GIVEN TEXT:

    It’s like Gregor Samsa in Kafka’s “The Metamorphosis” the day before he awakens having somehow turned into a carapaced beetle (Nabakov’s entomological opinion) receiving an anonymous summons to a class on scuttling and consuming food scraps.

    It’s like the fear Miles experiences when he kisses Becky for the last time in ‘The Invasion of the Body Snatchers”. They are here and it’s time to panic.

  2. John D Thullen

    It’s like reading on ok-cleek about his Taiwanese popcorn chicken experience and the next day riding in an Uber and receiving a text on your toosmartforitsowngood phone that the restaurant on the way to your destination serves excellent Taiwanese popcorn chicken.

    Serendipity, but not. A seance, but with listening devices and a person in the next room piping in creepy noise responses. A table lifting but it’s the guy to your right with heavy hands and a foot wedged under one leg of the table.

    The enchanted world, first unenchanted, but then reenchanted by the cheap puppeteers of commerce.

    Magic without wonder.

    Terry Schiavo casting her sightless eyes across the ceiling and croaking out a legal petition in a voice that sounds suspiciously like Jeb Bush, who is on her side until he finds out Medicaid via Obamacare is her life support.

    1. cleek Post author

      maybe “Taiwanese popcorn chicken” is a secret mind-control phrase that we’ve all just been exposed to, but have yet to realize the consequences.

  3. John D Thullen

    “Was it different before? I’ve forgotten what it was like.”

    Like the sign-stealing scandal in baseball, no, it’s not different in kind, but in degree, and has always occurred, by quaint, clever human methods (look up Tom Sturdivant of the late 1950s New York Yankees and his keen, accurate observations of the other teams’ pitchers’ body language tells from the dugout; he apparently was uncanny in predicting the next pitch ), except now pro baseball teams who can afford it can rent spy space on satellites and with high resolution recognition software, technologically read in real time every flicker of sign sending on the field, while of course throwing the third base coach’s attention off by sending the recipe for Taiwanese Popcorn Chicken across the screen inside his Oculus goggles.

    Petty cheating, lying, and thievery are the thin sheen of lubricant that makes the gears in the game (like baseball) of capitalism run smoothly. The Constitution is silent on these petty sins.

SOURCE DATA:
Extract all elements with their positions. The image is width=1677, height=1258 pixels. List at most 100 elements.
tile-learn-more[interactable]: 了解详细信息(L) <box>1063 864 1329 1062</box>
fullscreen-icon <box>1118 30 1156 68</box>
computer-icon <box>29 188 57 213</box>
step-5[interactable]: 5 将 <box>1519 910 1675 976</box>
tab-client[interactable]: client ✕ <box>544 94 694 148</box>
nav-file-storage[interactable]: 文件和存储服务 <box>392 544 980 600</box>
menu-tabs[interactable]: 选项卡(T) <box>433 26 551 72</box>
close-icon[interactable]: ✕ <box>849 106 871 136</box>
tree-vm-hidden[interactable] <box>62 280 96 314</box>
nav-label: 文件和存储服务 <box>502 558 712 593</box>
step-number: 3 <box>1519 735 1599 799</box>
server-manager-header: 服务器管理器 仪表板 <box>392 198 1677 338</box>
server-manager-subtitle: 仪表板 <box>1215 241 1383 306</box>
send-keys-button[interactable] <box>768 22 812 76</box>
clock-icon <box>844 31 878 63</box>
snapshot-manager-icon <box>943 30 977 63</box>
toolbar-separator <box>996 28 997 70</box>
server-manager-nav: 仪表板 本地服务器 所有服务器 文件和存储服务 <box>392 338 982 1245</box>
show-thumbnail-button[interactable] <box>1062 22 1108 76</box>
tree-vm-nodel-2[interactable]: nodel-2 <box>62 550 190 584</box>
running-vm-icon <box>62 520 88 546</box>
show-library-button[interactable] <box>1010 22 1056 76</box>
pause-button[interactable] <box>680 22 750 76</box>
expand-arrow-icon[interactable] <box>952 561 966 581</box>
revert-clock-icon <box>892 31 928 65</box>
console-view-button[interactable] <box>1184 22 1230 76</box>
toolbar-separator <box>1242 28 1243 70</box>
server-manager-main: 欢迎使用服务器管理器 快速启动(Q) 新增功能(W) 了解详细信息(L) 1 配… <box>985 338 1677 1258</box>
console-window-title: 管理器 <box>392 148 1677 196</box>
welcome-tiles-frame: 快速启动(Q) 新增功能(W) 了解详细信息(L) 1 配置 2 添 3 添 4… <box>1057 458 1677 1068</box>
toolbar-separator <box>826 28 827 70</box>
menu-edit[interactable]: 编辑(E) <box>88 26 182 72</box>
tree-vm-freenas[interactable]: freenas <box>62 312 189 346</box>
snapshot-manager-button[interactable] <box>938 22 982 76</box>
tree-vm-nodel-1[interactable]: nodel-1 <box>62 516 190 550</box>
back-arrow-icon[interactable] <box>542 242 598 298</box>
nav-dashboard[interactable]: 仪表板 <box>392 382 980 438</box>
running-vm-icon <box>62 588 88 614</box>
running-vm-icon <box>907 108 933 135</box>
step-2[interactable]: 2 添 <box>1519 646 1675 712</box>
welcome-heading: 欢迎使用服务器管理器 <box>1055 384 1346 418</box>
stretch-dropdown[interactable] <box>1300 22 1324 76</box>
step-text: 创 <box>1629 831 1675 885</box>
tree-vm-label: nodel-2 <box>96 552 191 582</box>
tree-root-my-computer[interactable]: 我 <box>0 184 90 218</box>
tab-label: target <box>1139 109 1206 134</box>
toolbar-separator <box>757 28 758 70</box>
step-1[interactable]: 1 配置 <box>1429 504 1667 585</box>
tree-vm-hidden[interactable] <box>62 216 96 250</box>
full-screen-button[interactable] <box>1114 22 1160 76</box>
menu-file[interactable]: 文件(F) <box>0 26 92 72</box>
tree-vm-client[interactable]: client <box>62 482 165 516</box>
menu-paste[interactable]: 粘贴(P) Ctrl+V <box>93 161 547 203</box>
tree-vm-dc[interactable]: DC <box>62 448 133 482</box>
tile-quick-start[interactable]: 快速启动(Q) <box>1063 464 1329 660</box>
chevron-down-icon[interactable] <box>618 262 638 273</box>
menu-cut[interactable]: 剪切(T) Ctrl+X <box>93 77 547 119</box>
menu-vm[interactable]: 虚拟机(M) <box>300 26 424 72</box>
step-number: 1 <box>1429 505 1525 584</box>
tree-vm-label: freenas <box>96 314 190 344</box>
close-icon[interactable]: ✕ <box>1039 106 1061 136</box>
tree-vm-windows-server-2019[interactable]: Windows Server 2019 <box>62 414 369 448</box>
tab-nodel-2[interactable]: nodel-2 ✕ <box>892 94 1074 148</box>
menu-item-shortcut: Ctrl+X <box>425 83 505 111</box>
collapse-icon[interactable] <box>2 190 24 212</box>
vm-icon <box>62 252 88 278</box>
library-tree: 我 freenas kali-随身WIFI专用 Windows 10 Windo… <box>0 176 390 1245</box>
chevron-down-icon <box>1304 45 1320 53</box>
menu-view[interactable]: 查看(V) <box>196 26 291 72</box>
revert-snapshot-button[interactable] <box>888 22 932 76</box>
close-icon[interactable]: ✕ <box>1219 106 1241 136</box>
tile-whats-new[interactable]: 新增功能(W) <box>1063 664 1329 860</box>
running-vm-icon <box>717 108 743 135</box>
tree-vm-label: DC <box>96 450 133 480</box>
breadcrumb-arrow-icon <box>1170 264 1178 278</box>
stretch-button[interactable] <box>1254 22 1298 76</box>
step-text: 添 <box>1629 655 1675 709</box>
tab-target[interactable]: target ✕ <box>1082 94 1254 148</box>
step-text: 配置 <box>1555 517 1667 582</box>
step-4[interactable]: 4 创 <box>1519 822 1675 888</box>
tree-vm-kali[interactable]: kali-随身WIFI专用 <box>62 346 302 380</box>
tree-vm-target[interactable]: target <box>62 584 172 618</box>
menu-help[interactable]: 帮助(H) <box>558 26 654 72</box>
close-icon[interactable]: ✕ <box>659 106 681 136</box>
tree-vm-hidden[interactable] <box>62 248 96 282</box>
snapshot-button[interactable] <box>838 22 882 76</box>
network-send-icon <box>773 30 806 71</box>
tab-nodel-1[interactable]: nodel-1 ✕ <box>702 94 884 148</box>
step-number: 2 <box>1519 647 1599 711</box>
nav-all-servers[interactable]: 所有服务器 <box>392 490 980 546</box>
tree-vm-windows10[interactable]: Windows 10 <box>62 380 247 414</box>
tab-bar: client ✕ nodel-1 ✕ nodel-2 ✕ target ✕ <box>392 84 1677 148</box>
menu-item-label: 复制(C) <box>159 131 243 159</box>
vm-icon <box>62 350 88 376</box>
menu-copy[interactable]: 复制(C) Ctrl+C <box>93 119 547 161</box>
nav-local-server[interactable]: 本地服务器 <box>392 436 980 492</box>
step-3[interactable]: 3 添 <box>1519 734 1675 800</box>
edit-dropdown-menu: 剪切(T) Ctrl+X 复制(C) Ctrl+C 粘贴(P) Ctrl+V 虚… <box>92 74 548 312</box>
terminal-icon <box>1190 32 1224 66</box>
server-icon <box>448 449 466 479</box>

WORK TO COMPLETE:
#1 In the comment thread about surveillance and cheating, which late-1950s New York Yankees player is credited with predicting the next pitch by watching opposing pitchers' body language from the dugout?
#2 Name every fictional character mentioned in the comment thread about surveillance and cheating.
#3 Continue the comment thread about surveillance and cheating from the point where it stops.

ANSWERS GIVEN:
#1 Tom Sturdivant.

#2 Gregor Samsa, Miles, Becky

#3
    Except now that the gears are microchips and algorithms, it’s impossible to get to the bottom of who the seller is that the buyer is supposed to beware of.

    It’s like the seances of old with the knocking on the walls and the furniture shifting, except that the cheap thrill of deluding yourself into thinking you are communicating with dead loved ones goes like this:

    Seance facilitator: “Would you like to ask your long-dead mother about the afterlife?”

    Subject: “Mom, tell us, please give us a clue about where you are at this moment.”

    A series of Morse Code knocks from the ceiling, when translated by the facilitator, say: “I’m enjoying the finest Taiwanese popcorn chicken money can buy, but the afterlife is one big gift certificate. If you would like to see the recipe, please schedule another appointment with Madame Fulofit for your next session.”

    We could regulate, but that is now verboten. THAT would be socialism, in which the government is permitted to be full of shit too (in battle with the private sector’s full of shittanacity), just like the private sector …. and me.

    You kind of WANT some Taiwanese popcorn chicken now, don’t ya?

    See?

    Here, let me turn on the smell-a-vision.

  4. John D Thullen

    Tyrone Slothrup was on to something when he realized those V-2 rockets were exploding where he had just been.

    https://www.jstor.org/stable/29532004?seq=1

    “Nature does not know extinction; all it knows is transformation. Everything science has taught me, and continues to teach me, strengthens my belief in the continuity of Taiwanese popcorn chicken after death.”